Task objective> Compile every line that includes the word "with".

--

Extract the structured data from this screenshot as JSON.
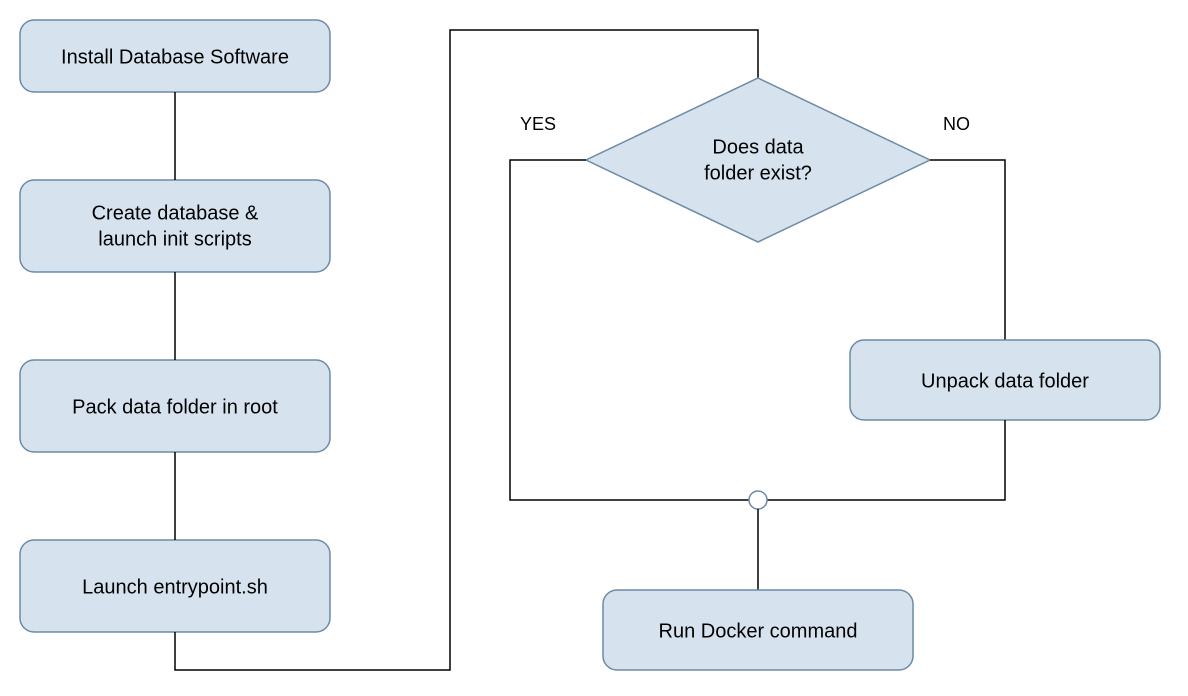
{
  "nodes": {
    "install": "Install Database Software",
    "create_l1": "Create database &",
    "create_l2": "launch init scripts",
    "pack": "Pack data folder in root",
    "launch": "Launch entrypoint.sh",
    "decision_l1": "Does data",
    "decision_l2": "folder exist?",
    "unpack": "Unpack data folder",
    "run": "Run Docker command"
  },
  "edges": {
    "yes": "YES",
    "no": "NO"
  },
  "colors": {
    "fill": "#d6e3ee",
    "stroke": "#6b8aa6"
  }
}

--

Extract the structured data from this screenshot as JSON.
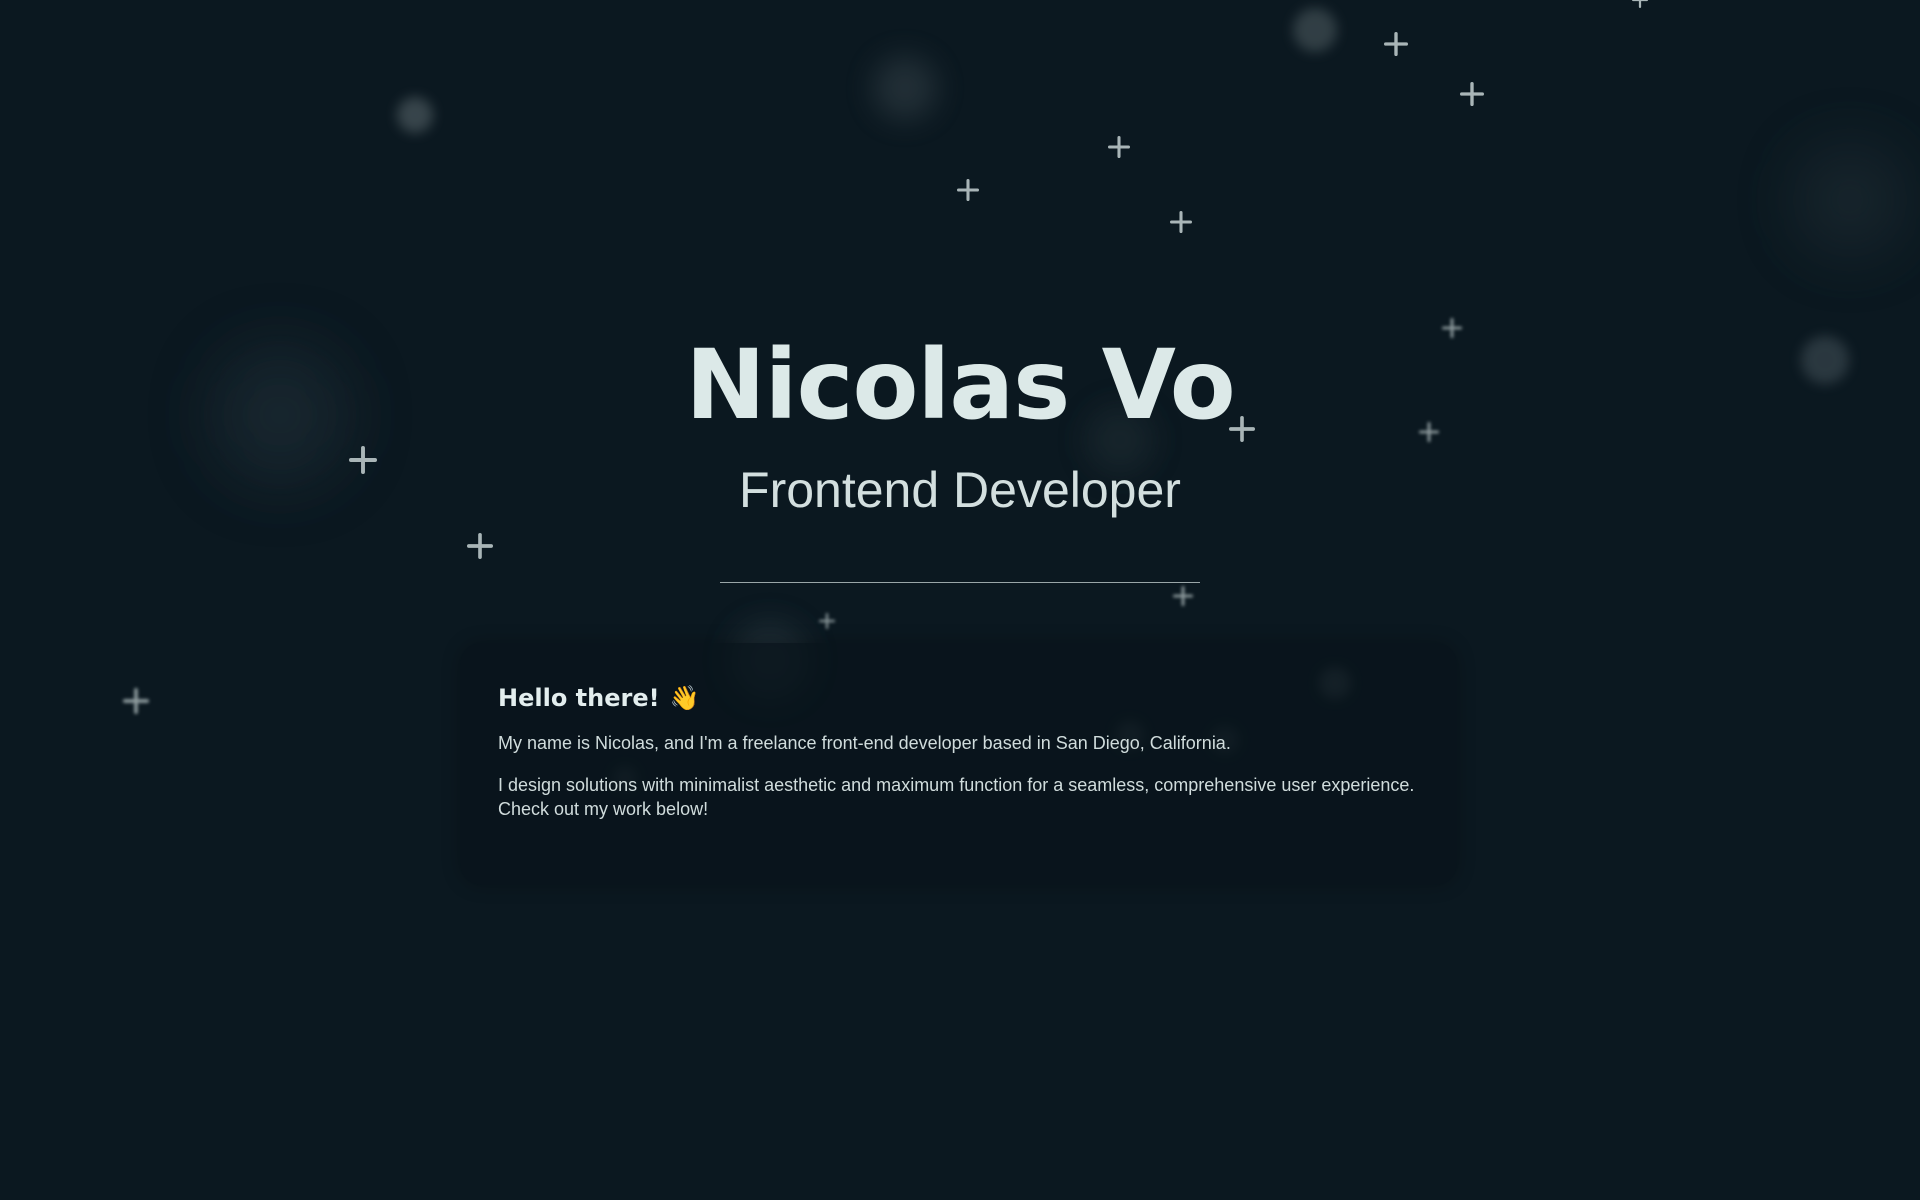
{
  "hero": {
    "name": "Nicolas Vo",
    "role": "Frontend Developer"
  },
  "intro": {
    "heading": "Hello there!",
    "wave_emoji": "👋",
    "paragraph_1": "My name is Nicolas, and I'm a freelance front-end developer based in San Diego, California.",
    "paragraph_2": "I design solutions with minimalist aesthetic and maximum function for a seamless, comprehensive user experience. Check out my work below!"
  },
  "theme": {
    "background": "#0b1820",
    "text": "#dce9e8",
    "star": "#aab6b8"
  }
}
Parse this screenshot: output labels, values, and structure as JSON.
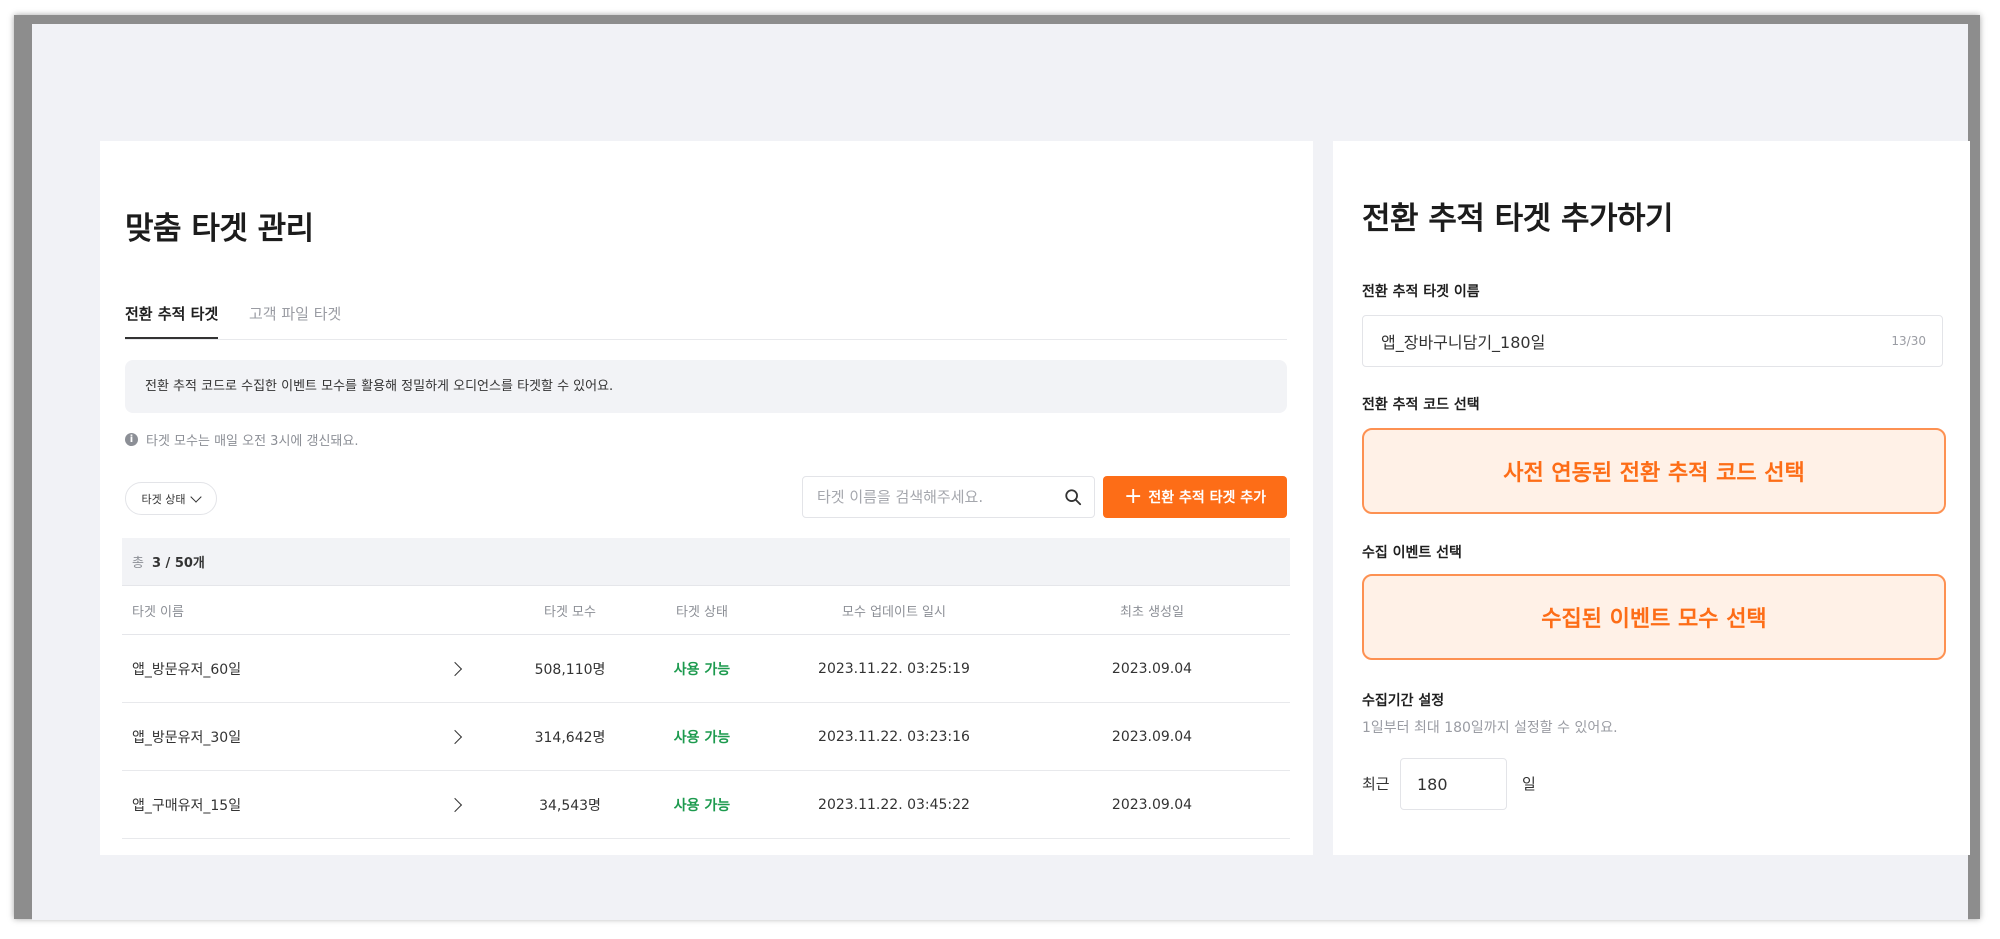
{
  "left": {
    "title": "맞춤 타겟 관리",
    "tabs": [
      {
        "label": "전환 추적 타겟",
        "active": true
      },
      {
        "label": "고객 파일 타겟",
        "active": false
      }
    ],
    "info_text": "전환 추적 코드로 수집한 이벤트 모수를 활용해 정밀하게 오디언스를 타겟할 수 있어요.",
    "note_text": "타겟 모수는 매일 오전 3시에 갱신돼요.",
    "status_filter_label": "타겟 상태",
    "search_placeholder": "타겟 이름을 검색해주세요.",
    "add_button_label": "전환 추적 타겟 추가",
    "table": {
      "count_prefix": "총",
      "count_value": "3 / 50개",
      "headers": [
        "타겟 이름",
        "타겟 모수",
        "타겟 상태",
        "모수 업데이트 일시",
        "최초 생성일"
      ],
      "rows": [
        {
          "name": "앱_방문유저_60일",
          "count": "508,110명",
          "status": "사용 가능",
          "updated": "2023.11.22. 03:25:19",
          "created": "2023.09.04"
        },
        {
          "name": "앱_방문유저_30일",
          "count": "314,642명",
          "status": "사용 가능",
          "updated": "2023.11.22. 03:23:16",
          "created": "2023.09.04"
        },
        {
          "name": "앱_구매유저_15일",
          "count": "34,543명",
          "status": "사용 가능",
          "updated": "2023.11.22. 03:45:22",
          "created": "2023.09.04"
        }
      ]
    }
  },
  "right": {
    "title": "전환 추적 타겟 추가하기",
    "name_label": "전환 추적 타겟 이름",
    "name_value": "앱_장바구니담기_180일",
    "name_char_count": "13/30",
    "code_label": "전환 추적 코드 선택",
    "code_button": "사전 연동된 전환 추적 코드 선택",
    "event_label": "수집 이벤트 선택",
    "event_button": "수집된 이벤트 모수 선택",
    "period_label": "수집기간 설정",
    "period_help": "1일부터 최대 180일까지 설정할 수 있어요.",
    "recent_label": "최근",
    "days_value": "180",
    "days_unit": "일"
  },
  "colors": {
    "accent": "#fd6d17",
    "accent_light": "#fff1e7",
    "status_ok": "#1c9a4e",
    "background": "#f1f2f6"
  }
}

--

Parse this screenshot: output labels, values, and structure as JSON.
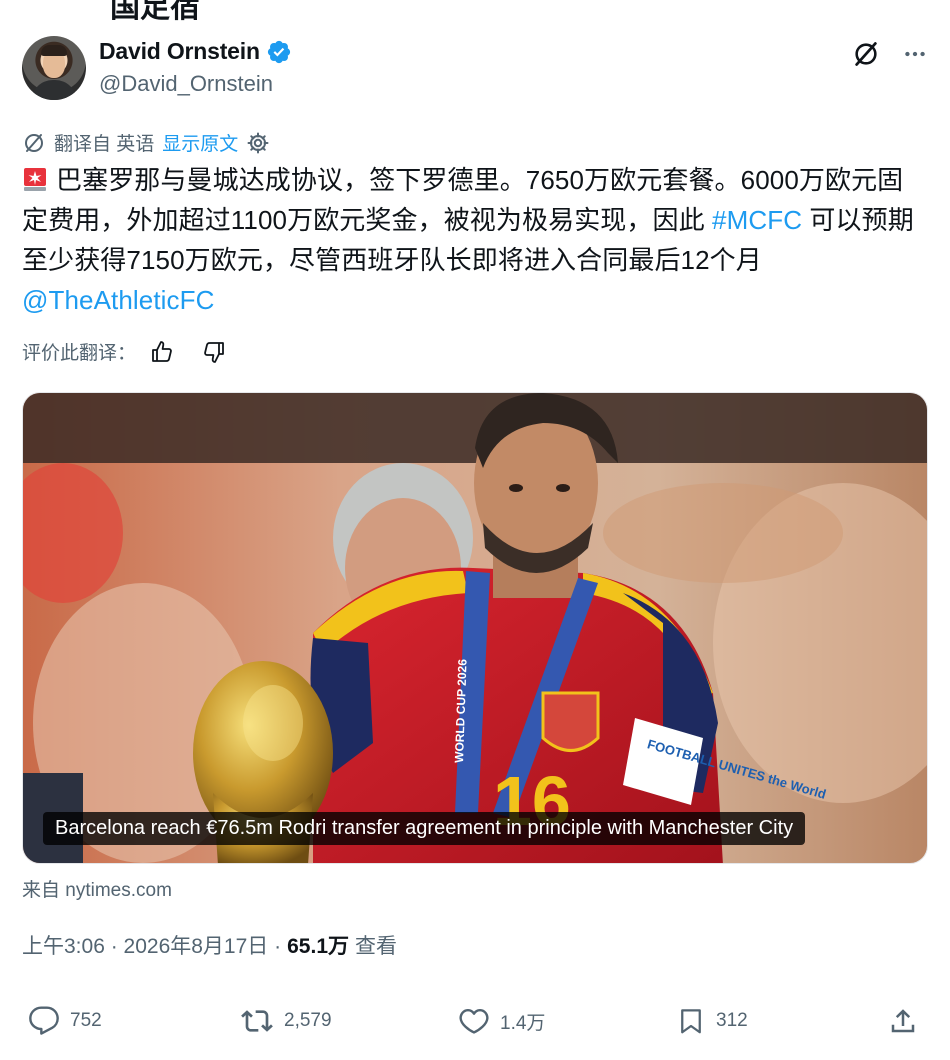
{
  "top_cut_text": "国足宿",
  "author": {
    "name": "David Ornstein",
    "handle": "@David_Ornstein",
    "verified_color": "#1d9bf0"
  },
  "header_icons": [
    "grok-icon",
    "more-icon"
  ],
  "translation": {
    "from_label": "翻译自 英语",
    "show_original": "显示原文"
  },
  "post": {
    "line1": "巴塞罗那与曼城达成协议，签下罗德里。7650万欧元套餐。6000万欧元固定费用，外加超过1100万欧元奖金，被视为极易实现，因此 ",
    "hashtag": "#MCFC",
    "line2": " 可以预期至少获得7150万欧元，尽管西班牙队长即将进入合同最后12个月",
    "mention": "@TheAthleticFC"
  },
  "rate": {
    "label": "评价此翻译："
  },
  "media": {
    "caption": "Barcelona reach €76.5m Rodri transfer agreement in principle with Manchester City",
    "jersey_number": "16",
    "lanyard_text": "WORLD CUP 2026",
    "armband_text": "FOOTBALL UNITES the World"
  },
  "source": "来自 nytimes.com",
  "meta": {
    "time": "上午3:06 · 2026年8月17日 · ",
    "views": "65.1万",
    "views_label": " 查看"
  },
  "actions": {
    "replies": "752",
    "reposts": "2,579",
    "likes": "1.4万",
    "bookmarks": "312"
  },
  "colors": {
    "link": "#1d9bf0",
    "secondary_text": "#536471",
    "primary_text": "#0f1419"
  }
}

--

Written solution>
    "paragraph_2": "I design solutions with minimalist aesthetic and maximum function for a seamless, comprehensive user experience. Check out my work below!"
    "caption": "Barcelona reach €76.5m Rodri transfer agreement in principle with Manchester City",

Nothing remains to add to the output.